:: Excerpted records

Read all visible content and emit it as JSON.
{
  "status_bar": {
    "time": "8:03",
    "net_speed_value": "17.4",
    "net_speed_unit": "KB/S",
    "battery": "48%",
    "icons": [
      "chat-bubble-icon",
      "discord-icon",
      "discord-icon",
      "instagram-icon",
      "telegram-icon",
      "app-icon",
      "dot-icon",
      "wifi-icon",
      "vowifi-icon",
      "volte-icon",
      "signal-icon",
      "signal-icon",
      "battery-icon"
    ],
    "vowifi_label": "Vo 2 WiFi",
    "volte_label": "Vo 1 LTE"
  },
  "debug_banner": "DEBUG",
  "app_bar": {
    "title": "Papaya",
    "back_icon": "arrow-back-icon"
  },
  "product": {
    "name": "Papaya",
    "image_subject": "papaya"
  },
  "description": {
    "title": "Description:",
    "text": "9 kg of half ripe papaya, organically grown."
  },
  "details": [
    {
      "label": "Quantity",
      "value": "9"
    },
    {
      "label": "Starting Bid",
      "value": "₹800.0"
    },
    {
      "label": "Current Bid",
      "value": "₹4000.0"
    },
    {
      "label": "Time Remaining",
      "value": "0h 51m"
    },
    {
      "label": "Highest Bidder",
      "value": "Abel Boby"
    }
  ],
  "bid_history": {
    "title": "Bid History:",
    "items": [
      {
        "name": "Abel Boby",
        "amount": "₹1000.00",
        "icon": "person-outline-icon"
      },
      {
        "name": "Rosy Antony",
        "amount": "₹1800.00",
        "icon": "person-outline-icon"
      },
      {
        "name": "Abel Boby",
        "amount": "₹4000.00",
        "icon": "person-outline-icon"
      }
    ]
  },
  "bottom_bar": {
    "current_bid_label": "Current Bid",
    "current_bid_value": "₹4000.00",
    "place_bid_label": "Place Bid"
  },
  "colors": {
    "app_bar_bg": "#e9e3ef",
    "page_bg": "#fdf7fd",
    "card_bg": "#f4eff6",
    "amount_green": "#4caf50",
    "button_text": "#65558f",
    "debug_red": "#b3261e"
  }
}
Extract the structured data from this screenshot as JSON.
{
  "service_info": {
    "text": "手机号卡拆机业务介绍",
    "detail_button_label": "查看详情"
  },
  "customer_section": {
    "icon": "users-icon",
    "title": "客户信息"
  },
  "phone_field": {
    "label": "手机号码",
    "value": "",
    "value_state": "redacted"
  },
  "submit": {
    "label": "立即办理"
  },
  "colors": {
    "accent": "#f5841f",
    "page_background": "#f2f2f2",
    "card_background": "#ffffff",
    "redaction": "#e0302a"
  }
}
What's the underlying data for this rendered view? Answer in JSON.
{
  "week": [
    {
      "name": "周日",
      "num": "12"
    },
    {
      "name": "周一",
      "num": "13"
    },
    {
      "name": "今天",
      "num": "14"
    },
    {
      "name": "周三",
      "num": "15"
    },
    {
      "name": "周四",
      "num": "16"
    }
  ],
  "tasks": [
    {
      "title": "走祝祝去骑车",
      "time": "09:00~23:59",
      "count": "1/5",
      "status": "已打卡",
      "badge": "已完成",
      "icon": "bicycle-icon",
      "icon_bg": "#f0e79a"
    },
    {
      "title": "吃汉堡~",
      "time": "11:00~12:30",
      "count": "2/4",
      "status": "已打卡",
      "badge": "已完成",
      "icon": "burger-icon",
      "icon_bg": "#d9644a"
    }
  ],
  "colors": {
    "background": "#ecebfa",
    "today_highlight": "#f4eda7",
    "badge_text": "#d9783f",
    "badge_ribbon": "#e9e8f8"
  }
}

::::

What is required:
Extract each entry in full and write it down exactly.

Result for this exercise:
Read all visible content and emit it as JSON.
{
  "status_bar": {
    "time": "8:03",
    "net_speed_value": "17.4",
    "net_speed_unit": "KB/S",
    "battery": "48%",
    "icons": [
      "chat-bubble-icon",
      "discord-icon",
      "discord-icon",
      "instagram-icon",
      "telegram-icon",
      "app-icon",
      "dot-icon",
      "wifi-icon",
      "vowifi-icon",
      "volte-icon",
      "signal-icon",
      "signal-icon",
      "battery-icon"
    ],
    "vowifi_label": "Vo 2 WiFi",
    "volte_label": "Vo 1 LTE"
  },
  "debug_banner": "DEBUG",
  "app_bar": {
    "title": "Papaya",
    "back_icon": "arrow-back-icon"
  },
  "product": {
    "name": "Papaya",
    "image_subject": "papaya"
  },
  "description": {
    "title": "Description:",
    "text": "9 kg of half ripe papaya, organically grown."
  },
  "details": [
    {
      "label": "Quantity",
      "value": "9"
    },
    {
      "label": "Starting Bid",
      "value": "₹800.0"
    },
    {
      "label": "Current Bid",
      "value": "₹4000.0"
    },
    {
      "label": "Time Remaining",
      "value": "0h 51m"
    },
    {
      "label": "Highest Bidder",
      "value": "Abel Boby"
    }
  ],
  "bid_history": {
    "title": "Bid History:",
    "items": [
      {
        "name": "Abel Boby",
        "amount": "₹1000.00",
        "icon": "person-outline-icon"
      },
      {
        "name": "Rosy Antony",
        "amount": "₹1800.00",
        "icon": "person-outline-icon"
      },
      {
        "name": "Abel Boby",
        "amount": "₹4000.00",
        "icon": "person-outline-icon"
      }
    ]
  },
  "bottom_bar": {
    "current_bid_label": "Current Bid",
    "current_bid_value": "₹4000.00",
    "place_bid_label": "Place Bid"
  },
  "colors": {
    "app_bar_bg": "#e9e3ef",
    "page_bg": "#fdf7fd",
    "card_bg": "#f4eff6",
    "amount_green": "#4caf50",
    "button_text": "#65558f",
    "debug_red": "#b3261e"
  }
}
Extract the structured data from this screenshot as JSON.
{
  "service_info": {
    "text": "手机号卡拆机业务介绍",
    "detail_button_label": "查看详情"
  },
  "customer_section": {
    "icon": "users-icon",
    "title": "客户信息"
  },
  "phone_field": {
    "label": "手机号码",
    "value": "",
    "value_state": "redacted"
  },
  "submit": {
    "label": "立即办理"
  },
  "colors": {
    "accent": "#f5841f",
    "page_background": "#f2f2f2",
    "card_background": "#ffffff",
    "redaction": "#e0302a"
  }
}
What's the underlying data for this rendered view? Answer in JSON.
{
  "week": [
    {
      "name": "周日",
      "num": "12"
    },
    {
      "name": "周一",
      "num": "13"
    },
    {
      "name": "今天",
      "num": "14"
    },
    {
      "name": "周三",
      "num": "15"
    },
    {
      "name": "周四",
      "num": "16"
    }
  ],
  "tasks": [
    {
      "title": "走祝祝去骑车",
      "time": "09:00~23:59",
      "count": "1/5",
      "status": "已打卡",
      "badge": "已完成",
      "icon": "bicycle-icon",
      "icon_bg": "#f0e79a"
    },
    {
      "title": "吃汉堡~",
      "time": "11:00~12:30",
      "count": "2/4",
      "status": "已打卡",
      "badge": "已完成",
      "icon": "burger-icon",
      "icon_bg": "#d9644a"
    }
  ],
  "colors": {
    "background": "#ecebfa",
    "today_highlight": "#f4eda7",
    "badge_text": "#d9783f",
    "badge_ribbon": "#e9e8f8"
  }
}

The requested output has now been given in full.